#### Task
For the listing underneath, give the count of lines containing the string "address" and nothing further.

==== Data for this exercise

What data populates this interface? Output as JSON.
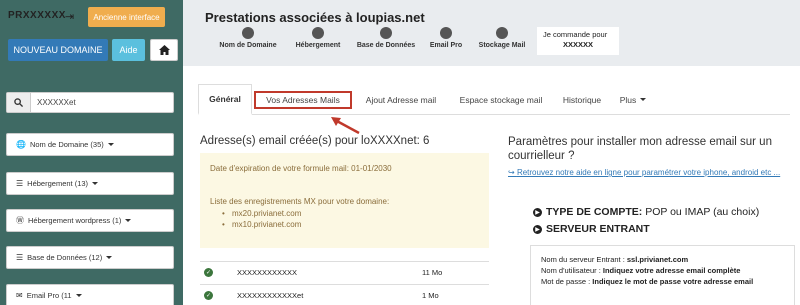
{
  "brand": "PRXXXXXX",
  "sidebar": {
    "old_interface_label": "Ancienne interface",
    "new_domain_label": "NOUVEAU DOMAINE",
    "help_label": "Aide",
    "search_value": "XXXXXXet",
    "items": [
      {
        "label": "Nom de Domaine (35)",
        "icon": "globe-icon"
      },
      {
        "label": "Hébergement (13)",
        "icon": "server-icon"
      },
      {
        "label": "Hébergement wordpress (1)",
        "icon": "wordpress-icon"
      },
      {
        "label": "Base de Données (12)",
        "icon": "database-icon"
      },
      {
        "label": "Email Pro (11",
        "icon": "envelope-icon"
      }
    ]
  },
  "header": {
    "title": "Prestations associées à loupias.net",
    "nav": [
      {
        "label": "Nom de Domaine",
        "icon": "globe-icon"
      },
      {
        "label": "Hébergement",
        "icon": "server-icon"
      },
      {
        "label": "Base de Données",
        "icon": "database-icon"
      },
      {
        "label": "Email Pro",
        "icon": "envelope-icon"
      },
      {
        "label": "Stockage Mail",
        "icon": "archive-icon"
      }
    ],
    "order_line1": "Je commande pour",
    "order_line2": "XXXXXX"
  },
  "tabs": [
    {
      "label": "Général"
    },
    {
      "label": "Vos Adresses Mails"
    },
    {
      "label": "Ajout Adresse mail"
    },
    {
      "label": "Espace stockage mail"
    },
    {
      "label": "Historique"
    },
    {
      "label": "Plus"
    }
  ],
  "main": {
    "left_title": "Adresse(s) email créée(s) pour loXXXXnet: 6",
    "expiry": "Date d'expiration de votre formule mail: 01-01/2030",
    "mx_title": "Liste des enregistrements MX pour votre domaine:",
    "mx_records": [
      "mx20.privianet.com",
      "mx10.privianet.com"
    ],
    "emails": [
      {
        "address": "XXXXXXXXXXXX",
        "size": "11 Mo"
      },
      {
        "address": "XXXXXXXXXXXXet",
        "size": "1 Mo"
      }
    ],
    "right_title": "Paramètres pour installer mon adresse email sur un courrielleur ?",
    "right_link": "Retrouvez notre aide en ligne pour paramétrer votre iphone, android etc ...",
    "account_type_label": "TYPE DE COMPTE:",
    "account_type_value": "POP ou IMAP (au choix)",
    "incoming_server_label": "SERVEUR ENTRANT",
    "server_name_label": "Nom du serveur Entrant :",
    "server_name_value": "ssl.privianet.com",
    "username_label": "Nom d'utilisateur :",
    "username_value": "Indiquez votre adresse email complète",
    "password_label": "Mot de passe :",
    "password_value": "Indiquez le mot de passe votre adresse email"
  }
}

========

#### Correct output
2